§ Required work:
Gather each line containing the string "true" from these entries.

— START —

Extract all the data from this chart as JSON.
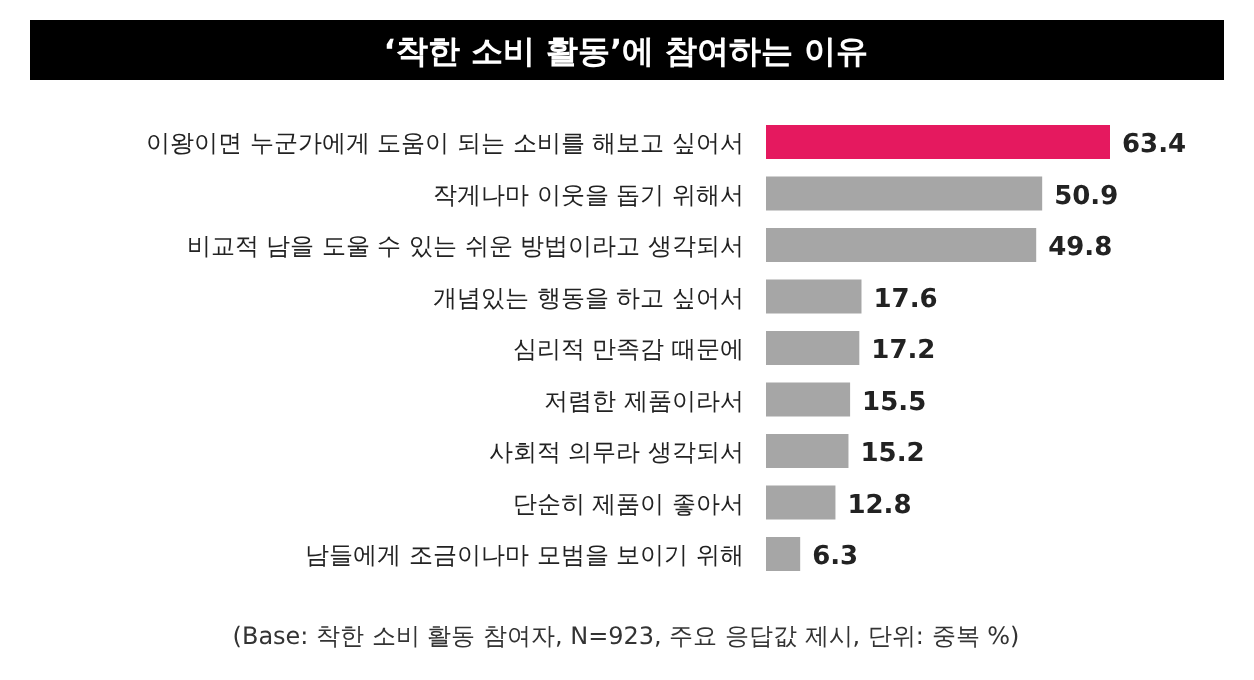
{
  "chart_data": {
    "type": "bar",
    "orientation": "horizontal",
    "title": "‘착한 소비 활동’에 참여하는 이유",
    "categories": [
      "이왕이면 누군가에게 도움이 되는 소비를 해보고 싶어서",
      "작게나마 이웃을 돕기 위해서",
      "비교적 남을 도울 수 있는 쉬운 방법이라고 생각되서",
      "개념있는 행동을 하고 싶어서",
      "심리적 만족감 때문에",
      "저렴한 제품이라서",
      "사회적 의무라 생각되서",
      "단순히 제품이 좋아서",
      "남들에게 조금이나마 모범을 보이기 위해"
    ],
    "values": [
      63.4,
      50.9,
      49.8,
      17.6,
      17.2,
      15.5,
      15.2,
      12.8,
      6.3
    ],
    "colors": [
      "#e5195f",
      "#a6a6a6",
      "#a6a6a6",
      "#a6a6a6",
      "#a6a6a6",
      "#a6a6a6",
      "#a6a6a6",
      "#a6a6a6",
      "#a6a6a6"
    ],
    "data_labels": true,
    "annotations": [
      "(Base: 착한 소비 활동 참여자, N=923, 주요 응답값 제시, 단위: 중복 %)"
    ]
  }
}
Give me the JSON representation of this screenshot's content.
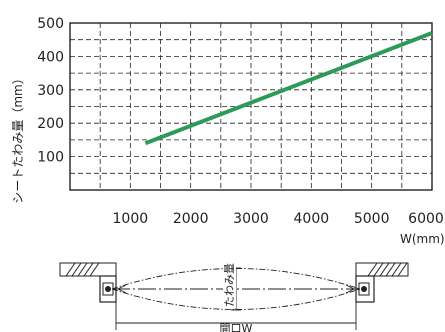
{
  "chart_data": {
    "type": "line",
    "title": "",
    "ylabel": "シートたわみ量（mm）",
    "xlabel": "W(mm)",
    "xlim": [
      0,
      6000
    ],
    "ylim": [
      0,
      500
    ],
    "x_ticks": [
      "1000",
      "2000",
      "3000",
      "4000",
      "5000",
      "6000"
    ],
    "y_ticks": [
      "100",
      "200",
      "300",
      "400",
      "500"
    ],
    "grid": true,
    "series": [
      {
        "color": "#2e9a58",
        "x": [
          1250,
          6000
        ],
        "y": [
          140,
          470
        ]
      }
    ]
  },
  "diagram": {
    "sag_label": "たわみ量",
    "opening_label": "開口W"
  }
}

— END —
— START —

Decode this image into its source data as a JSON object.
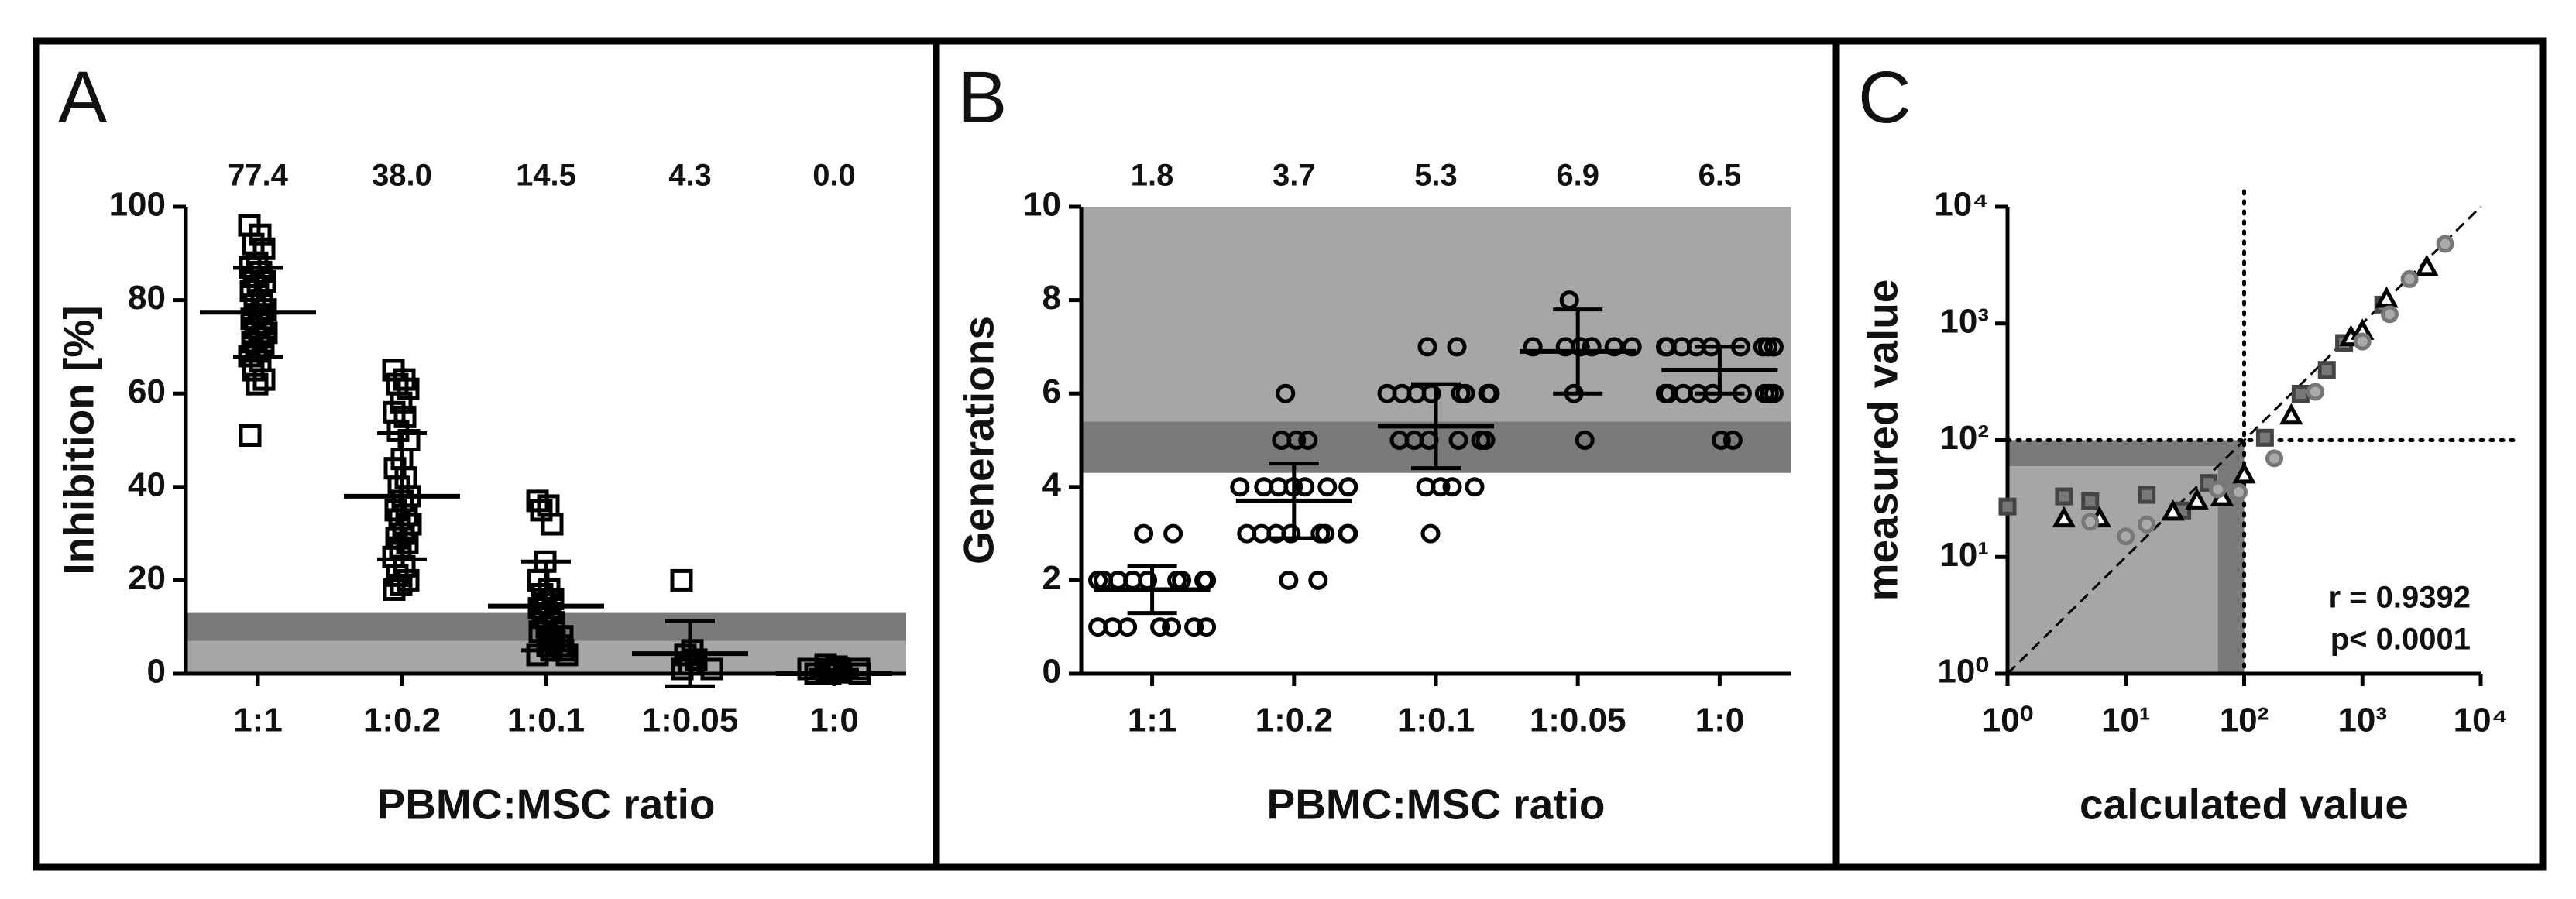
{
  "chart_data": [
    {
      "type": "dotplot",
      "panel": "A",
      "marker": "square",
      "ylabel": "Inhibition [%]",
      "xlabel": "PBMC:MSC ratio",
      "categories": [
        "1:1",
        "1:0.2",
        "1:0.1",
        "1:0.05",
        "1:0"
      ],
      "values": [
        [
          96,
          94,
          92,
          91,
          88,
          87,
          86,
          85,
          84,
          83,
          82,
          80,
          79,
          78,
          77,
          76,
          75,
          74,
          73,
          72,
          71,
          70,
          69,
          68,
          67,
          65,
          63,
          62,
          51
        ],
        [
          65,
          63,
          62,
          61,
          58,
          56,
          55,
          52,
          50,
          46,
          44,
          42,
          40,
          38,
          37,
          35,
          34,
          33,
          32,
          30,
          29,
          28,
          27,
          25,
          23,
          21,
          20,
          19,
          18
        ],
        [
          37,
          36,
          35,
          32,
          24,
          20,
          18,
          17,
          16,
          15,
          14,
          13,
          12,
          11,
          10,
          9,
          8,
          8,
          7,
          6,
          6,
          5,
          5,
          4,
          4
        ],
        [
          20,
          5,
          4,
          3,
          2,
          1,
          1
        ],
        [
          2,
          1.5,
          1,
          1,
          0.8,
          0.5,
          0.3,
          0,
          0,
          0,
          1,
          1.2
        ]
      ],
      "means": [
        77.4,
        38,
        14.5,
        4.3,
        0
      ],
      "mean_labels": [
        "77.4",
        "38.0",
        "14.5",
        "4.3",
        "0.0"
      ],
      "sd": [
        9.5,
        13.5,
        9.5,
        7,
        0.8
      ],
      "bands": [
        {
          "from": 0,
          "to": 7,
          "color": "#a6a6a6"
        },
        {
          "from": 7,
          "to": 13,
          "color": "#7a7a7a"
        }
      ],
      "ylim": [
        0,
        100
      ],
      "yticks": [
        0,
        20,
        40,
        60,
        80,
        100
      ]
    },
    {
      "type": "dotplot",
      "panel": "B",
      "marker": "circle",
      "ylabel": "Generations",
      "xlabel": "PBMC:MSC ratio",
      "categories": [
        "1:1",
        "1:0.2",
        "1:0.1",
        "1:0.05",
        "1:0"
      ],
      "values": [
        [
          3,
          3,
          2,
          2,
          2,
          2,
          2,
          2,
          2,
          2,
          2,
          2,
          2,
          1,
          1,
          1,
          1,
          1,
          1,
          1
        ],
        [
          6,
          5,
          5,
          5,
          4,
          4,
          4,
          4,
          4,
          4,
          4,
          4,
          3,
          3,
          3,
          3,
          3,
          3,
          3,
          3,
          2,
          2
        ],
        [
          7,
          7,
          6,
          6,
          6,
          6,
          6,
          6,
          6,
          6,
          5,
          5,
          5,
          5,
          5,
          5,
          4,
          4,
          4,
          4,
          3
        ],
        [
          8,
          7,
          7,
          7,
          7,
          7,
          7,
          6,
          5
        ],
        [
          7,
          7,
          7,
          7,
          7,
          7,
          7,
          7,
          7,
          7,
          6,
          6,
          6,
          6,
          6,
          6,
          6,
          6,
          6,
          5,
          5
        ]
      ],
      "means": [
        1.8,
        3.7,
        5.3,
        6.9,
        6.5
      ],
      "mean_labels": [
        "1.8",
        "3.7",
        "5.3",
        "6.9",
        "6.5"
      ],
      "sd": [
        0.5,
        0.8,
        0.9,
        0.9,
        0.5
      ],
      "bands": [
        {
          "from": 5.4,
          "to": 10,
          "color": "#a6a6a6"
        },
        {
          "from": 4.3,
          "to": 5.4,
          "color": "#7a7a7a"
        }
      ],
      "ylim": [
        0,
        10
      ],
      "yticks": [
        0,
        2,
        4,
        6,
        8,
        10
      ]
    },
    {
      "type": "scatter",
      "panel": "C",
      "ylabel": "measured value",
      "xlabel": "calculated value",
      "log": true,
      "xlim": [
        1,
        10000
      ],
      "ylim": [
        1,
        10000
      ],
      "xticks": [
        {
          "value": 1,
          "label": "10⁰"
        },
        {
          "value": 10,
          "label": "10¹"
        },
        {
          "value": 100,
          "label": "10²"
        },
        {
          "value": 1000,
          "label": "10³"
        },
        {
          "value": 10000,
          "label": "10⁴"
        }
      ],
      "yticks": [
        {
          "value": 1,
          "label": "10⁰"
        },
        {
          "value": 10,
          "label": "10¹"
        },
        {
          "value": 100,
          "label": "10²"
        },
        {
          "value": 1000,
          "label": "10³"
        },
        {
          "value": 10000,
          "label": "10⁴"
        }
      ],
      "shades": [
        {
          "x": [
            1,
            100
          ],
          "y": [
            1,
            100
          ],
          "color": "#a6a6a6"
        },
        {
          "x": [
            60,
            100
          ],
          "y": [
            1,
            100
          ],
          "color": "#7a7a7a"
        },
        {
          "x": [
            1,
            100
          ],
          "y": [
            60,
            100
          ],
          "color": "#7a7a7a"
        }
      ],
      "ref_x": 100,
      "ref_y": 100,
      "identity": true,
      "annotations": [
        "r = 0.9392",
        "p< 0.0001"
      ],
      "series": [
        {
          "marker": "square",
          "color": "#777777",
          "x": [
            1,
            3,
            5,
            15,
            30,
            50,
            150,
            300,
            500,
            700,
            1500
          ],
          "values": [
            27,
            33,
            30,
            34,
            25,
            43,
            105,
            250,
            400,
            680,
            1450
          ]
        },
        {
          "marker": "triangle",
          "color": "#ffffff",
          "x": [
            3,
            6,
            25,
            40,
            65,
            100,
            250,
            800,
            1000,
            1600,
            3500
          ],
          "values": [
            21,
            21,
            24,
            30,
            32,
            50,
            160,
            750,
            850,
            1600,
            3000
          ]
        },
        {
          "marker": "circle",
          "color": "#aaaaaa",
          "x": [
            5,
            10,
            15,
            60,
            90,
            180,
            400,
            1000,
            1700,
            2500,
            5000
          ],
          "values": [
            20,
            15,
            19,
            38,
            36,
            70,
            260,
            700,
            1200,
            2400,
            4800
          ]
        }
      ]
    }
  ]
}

— END —

§ Answer to the task:
    "data_labels": true,
    "grid": true,
      "log": true,
      "identity": true,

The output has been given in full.